WORK TO DO:
Without the images, write out all of the following entries exactly.

SUPPLIED RECORDS:
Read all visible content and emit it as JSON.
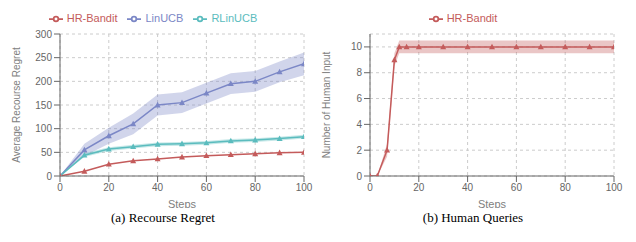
{
  "chart_data": [
    {
      "type": "line",
      "title": "(a) Recourse Regret",
      "xlabel": "Steps",
      "ylabel": "Average Recourse Regret",
      "x": [
        0,
        10,
        20,
        30,
        40,
        50,
        60,
        70,
        80,
        90,
        100
      ],
      "series": [
        {
          "name": "LinUCB",
          "color": "#7b87c6",
          "marker": "triangle",
          "values": [
            0,
            55,
            85,
            110,
            150,
            155,
            175,
            195,
            200,
            220,
            237
          ],
          "lower": [
            0,
            42,
            68,
            88,
            128,
            133,
            153,
            173,
            178,
            198,
            213
          ],
          "upper": [
            0,
            68,
            102,
            132,
            172,
            177,
            197,
            217,
            222,
            242,
            261
          ]
        },
        {
          "name": "RLinUCB",
          "color": "#5bbcbe",
          "marker": "triangle",
          "values": [
            0,
            44,
            57,
            62,
            67,
            68,
            70,
            74,
            76,
            79,
            83
          ],
          "lower": [
            0,
            40,
            53,
            58,
            63,
            64,
            66,
            70,
            72,
            75,
            79
          ],
          "upper": [
            0,
            48,
            61,
            66,
            71,
            72,
            74,
            78,
            80,
            83,
            87
          ]
        },
        {
          "name": "HR-Bandit",
          "color": "#c45b5b",
          "marker": "triangle",
          "values": [
            0,
            10,
            25,
            32,
            36,
            40,
            43,
            45,
            47,
            49,
            50
          ]
        }
      ],
      "xlim": [
        0,
        100
      ],
      "ylim": [
        0,
        300
      ],
      "xticks": [
        0,
        20,
        40,
        60,
        80,
        100
      ],
      "yticks": [
        0,
        50,
        100,
        150,
        200,
        250,
        300
      ],
      "grid": true,
      "legend": "top"
    },
    {
      "type": "line",
      "title": "(b) Human Queries",
      "xlabel": "Steps",
      "ylabel": "Number of Human Input",
      "x": [
        0,
        3,
        7,
        10,
        12,
        15,
        20,
        30,
        40,
        50,
        60,
        70,
        80,
        90,
        100
      ],
      "series": [
        {
          "name": "HR-Bandit",
          "color": "#c45b5b",
          "marker": "triangle",
          "values": [
            0,
            0,
            2,
            9,
            10,
            10,
            10,
            10,
            10,
            10,
            10,
            10,
            10,
            10,
            10
          ],
          "lower": [
            0,
            0,
            1.5,
            8.5,
            9.5,
            9.5,
            9.5,
            9.5,
            9.5,
            9.5,
            9.5,
            9.5,
            9.5,
            9.5,
            9.5
          ],
          "upper": [
            0,
            0,
            2.5,
            9.5,
            10.5,
            10.5,
            10.5,
            10.5,
            10.5,
            10.5,
            10.5,
            10.5,
            10.5,
            10.5,
            10.5
          ]
        }
      ],
      "xlim": [
        0,
        100
      ],
      "ylim": [
        0,
        11
      ],
      "xticks": [
        0,
        20,
        40,
        60,
        80,
        100
      ],
      "yticks": [
        0,
        2,
        4,
        6,
        8,
        10
      ],
      "grid": true,
      "legend": "top"
    }
  ]
}
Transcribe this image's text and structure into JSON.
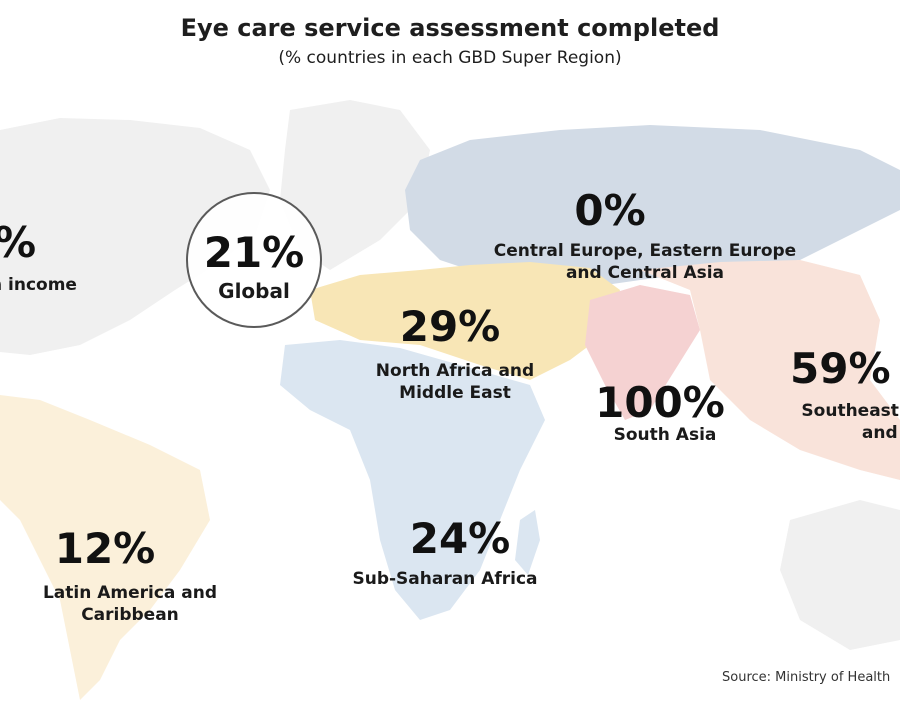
{
  "title": "Eye care service assessment completed",
  "subtitle": "(% countries in each GBD Super Region)",
  "source": "Source: Ministry of Health",
  "regions": {
    "high_income": {
      "value": "%",
      "label": "h income"
    },
    "global": {
      "value": "21%",
      "label": "Global"
    },
    "cee_ca": {
      "value": "0%",
      "label": "Central Europe, Eastern Europe\nand Central Asia"
    },
    "namena": {
      "value": "29%",
      "label": "North Africa and\nMiddle East"
    },
    "south_asia": {
      "value": "100%",
      "label": "South Asia"
    },
    "se_asia": {
      "value": "59%",
      "label": "Southeast A\nand O"
    },
    "latam": {
      "value": "12%",
      "label": "Latin America and\nCaribbean"
    },
    "ssa": {
      "value": "24%",
      "label": "Sub-Saharan Africa"
    }
  },
  "colors": {
    "cee_ca": "#d2dbe6",
    "namena": "#f8e6b6",
    "south_asia": "#f5d2d2",
    "se_asia": "#f9e3da",
    "latam": "#fbf0da",
    "ssa": "#dbe6f1",
    "neutral": "#f0f0f0"
  }
}
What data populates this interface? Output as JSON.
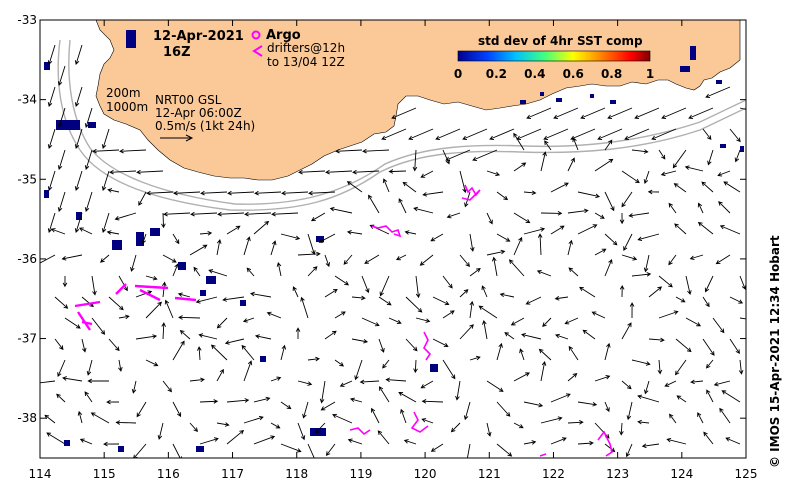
{
  "header": {
    "date": "12-Apr-2021",
    "hour": "16Z"
  },
  "legend": {
    "argo_label": "Argo",
    "drifters_line1": "drifters@12h",
    "drifters_line2": "to 13/04 12Z",
    "argo_color": "#ff00ff",
    "drifter_color": "#ff00ff"
  },
  "colorbar": {
    "title": "std dev of 4hr SST comp",
    "ticks": [
      "0",
      "0.2",
      "0.4",
      "0.6",
      "0.8",
      "1"
    ],
    "colors": [
      "#00008f",
      "#0040ff",
      "#00c0ff",
      "#40ff80",
      "#ffff00",
      "#ff8000",
      "#ff0000",
      "#800000"
    ]
  },
  "contours": {
    "label_200": "200m",
    "label_1000": "1000m"
  },
  "product": {
    "line1": "NRT00 GSL",
    "line2": "12-Apr 06:00Z",
    "scale": "0.5m/s (1kt 24h)"
  },
  "credit": "© IMOS 15-Apr-2021 12:34 Hobart",
  "axes": {
    "x_ticks": [
      "114",
      "115",
      "116",
      "117",
      "118",
      "119",
      "120",
      "121",
      "122",
      "123",
      "124",
      "125"
    ],
    "y_ticks": [
      "-33",
      "-34",
      "-35",
      "-36",
      "-37",
      "-38"
    ],
    "xlim": [
      114,
      125
    ],
    "ylim": [
      -38.5,
      -33
    ]
  },
  "colors": {
    "land": "#fbc898",
    "sst_patch": "#000080",
    "contour": "#b0b0b0",
    "arrow": "#000000"
  }
}
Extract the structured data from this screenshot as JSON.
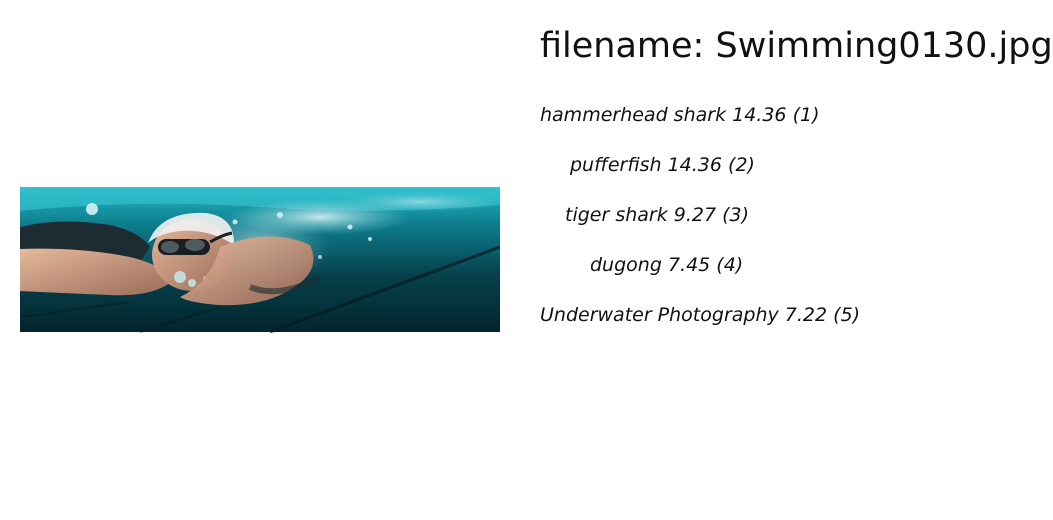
{
  "header": {
    "filename_text": "filename: Swimming0130.jpg"
  },
  "predictions": [
    {
      "label": "hammerhead shark",
      "score": "14.36",
      "rank": "(1)"
    },
    {
      "label": "pufferfish",
      "score": "14.36",
      "rank": "(2)"
    },
    {
      "label": "tiger shark",
      "score": " 9.27",
      "rank": "(3)"
    },
    {
      "label": "dugong",
      "score": " 7.45",
      "rank": "(4)"
    },
    {
      "label": "Underwater Photography",
      "score": " 7.22",
      "rank": "(5)"
    }
  ],
  "colors": {
    "water_light": "#1aa3b3",
    "water_mid": "#0e6f7e",
    "water_deep": "#05323c",
    "skin": "#d9a58a"
  }
}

WRITTEN RESPONSE:
Read all visible content and emit it as JSON.
{
  "chart_data": [
    {
      "type": "line",
      "title": "(a) Recourse Regret",
      "xlabel": "Steps",
      "ylabel": "Average Recourse Regret",
      "x": [
        0,
        10,
        20,
        30,
        40,
        50,
        60,
        70,
        80,
        90,
        100
      ],
      "series": [
        {
          "name": "LinUCB",
          "color": "#7b87c6",
          "marker": "triangle",
          "values": [
            0,
            55,
            85,
            110,
            150,
            155,
            175,
            195,
            200,
            220,
            237
          ],
          "lower": [
            0,
            42,
            68,
            88,
            128,
            133,
            153,
            173,
            178,
            198,
            213
          ],
          "upper": [
            0,
            68,
            102,
            132,
            172,
            177,
            197,
            217,
            222,
            242,
            261
          ]
        },
        {
          "name": "RLinUCB",
          "color": "#5bbcbe",
          "marker": "triangle",
          "values": [
            0,
            44,
            57,
            62,
            67,
            68,
            70,
            74,
            76,
            79,
            83
          ],
          "lower": [
            0,
            40,
            53,
            58,
            63,
            64,
            66,
            70,
            72,
            75,
            79
          ],
          "upper": [
            0,
            48,
            61,
            66,
            71,
            72,
            74,
            78,
            80,
            83,
            87
          ]
        },
        {
          "name": "HR-Bandit",
          "color": "#c45b5b",
          "marker": "triangle",
          "values": [
            0,
            10,
            25,
            32,
            36,
            40,
            43,
            45,
            47,
            49,
            50
          ]
        }
      ],
      "xlim": [
        0,
        100
      ],
      "ylim": [
        0,
        300
      ],
      "xticks": [
        0,
        20,
        40,
        60,
        80,
        100
      ],
      "yticks": [
        0,
        50,
        100,
        150,
        200,
        250,
        300
      ],
      "grid": true,
      "legend": "top"
    },
    {
      "type": "line",
      "title": "(b) Human Queries",
      "xlabel": "Steps",
      "ylabel": "Number of Human Input",
      "x": [
        0,
        3,
        7,
        10,
        12,
        15,
        20,
        30,
        40,
        50,
        60,
        70,
        80,
        90,
        100
      ],
      "series": [
        {
          "name": "HR-Bandit",
          "color": "#c45b5b",
          "marker": "triangle",
          "values": [
            0,
            0,
            2,
            9,
            10,
            10,
            10,
            10,
            10,
            10,
            10,
            10,
            10,
            10,
            10
          ],
          "lower": [
            0,
            0,
            1.5,
            8.5,
            9.5,
            9.5,
            9.5,
            9.5,
            9.5,
            9.5,
            9.5,
            9.5,
            9.5,
            9.5,
            9.5
          ],
          "upper": [
            0,
            0,
            2.5,
            9.5,
            10.5,
            10.5,
            10.5,
            10.5,
            10.5,
            10.5,
            10.5,
            10.5,
            10.5,
            10.5,
            10.5
          ]
        }
      ],
      "xlim": [
        0,
        100
      ],
      "ylim": [
        0,
        11
      ],
      "xticks": [
        0,
        20,
        40,
        60,
        80,
        100
      ],
      "yticks": [
        0,
        2,
        4,
        6,
        8,
        10
      ],
      "grid": true,
      "legend": "top"
    }
  ]
}
Transcribe this image's text and structure into JSON.
{
  "title": "Eye care service assessment completed",
  "subtitle": "(% countries in each GBD Super Region)",
  "source": "Source: Ministry of Health",
  "regions": {
    "high_income": {
      "value": "%",
      "label": "h income"
    },
    "global": {
      "value": "21%",
      "label": "Global"
    },
    "cee_ca": {
      "value": "0%",
      "label": "Central Europe, Eastern Europe\nand Central Asia"
    },
    "namena": {
      "value": "29%",
      "label": "North Africa and\nMiddle East"
    },
    "south_asia": {
      "value": "100%",
      "label": "South Asia"
    },
    "se_asia": {
      "value": "59%",
      "label": "Southeast A\nand O"
    },
    "latam": {
      "value": "12%",
      "label": "Latin America and\nCaribbean"
    },
    "ssa": {
      "value": "24%",
      "label": "Sub-Saharan Africa"
    }
  },
  "colors": {
    "cee_ca": "#d2dbe6",
    "namena": "#f8e6b6",
    "south_asia": "#f5d2d2",
    "se_asia": "#f9e3da",
    "latam": "#fbf0da",
    "ssa": "#dbe6f1",
    "neutral": "#f0f0f0"
  }
}
What data populates this interface? Output as JSON.
{
  "header": {
    "date": "12-Apr-2021",
    "hour": "16Z"
  },
  "legend": {
    "argo_label": "Argo",
    "drifters_line1": "drifters@12h",
    "drifters_line2": "to 13/04 12Z",
    "argo_color": "#ff00ff",
    "drifter_color": "#ff00ff"
  },
  "colorbar": {
    "title": "std dev of 4hr SST comp",
    "ticks": [
      "0",
      "0.2",
      "0.4",
      "0.6",
      "0.8",
      "1"
    ],
    "colors": [
      "#00008f",
      "#0040ff",
      "#00c0ff",
      "#40ff80",
      "#ffff00",
      "#ff8000",
      "#ff0000",
      "#800000"
    ]
  },
  "contours": {
    "label_200": "200m",
    "label_1000": "1000m"
  },
  "product": {
    "line1": "NRT00 GSL",
    "line2": "12-Apr 06:00Z",
    "scale": "0.5m/s (1kt 24h)"
  },
  "credit": "© IMOS 15-Apr-2021 12:34 Hobart",
  "axes": {
    "x_ticks": [
      "114",
      "115",
      "116",
      "117",
      "118",
      "119",
      "120",
      "121",
      "122",
      "123",
      "124",
      "125"
    ],
    "y_ticks": [
      "-33",
      "-34",
      "-35",
      "-36",
      "-37",
      "-38"
    ],
    "xlim": [
      114,
      125
    ],
    "ylim": [
      -38.5,
      -33
    ]
  },
  "colors": {
    "land": "#fbc898",
    "sst_patch": "#000080",
    "contour": "#b0b0b0",
    "arrow": "#000000"
  }
}
Extract the structured data from this screenshot as JSON.
{
  "header": {
    "filename_text": "filename: Swimming0130.jpg"
  },
  "predictions": [
    {
      "label": "hammerhead shark",
      "score": "14.36",
      "rank": "(1)"
    },
    {
      "label": "pufferfish",
      "score": "14.36",
      "rank": "(2)"
    },
    {
      "label": "tiger shark",
      "score": " 9.27",
      "rank": "(3)"
    },
    {
      "label": "dugong",
      "score": " 7.45",
      "rank": "(4)"
    },
    {
      "label": "Underwater Photography",
      "score": " 7.22",
      "rank": "(5)"
    }
  ],
  "colors": {
    "water_light": "#1aa3b3",
    "water_mid": "#0e6f7e",
    "water_deep": "#05323c",
    "skin": "#d9a58a"
  }
}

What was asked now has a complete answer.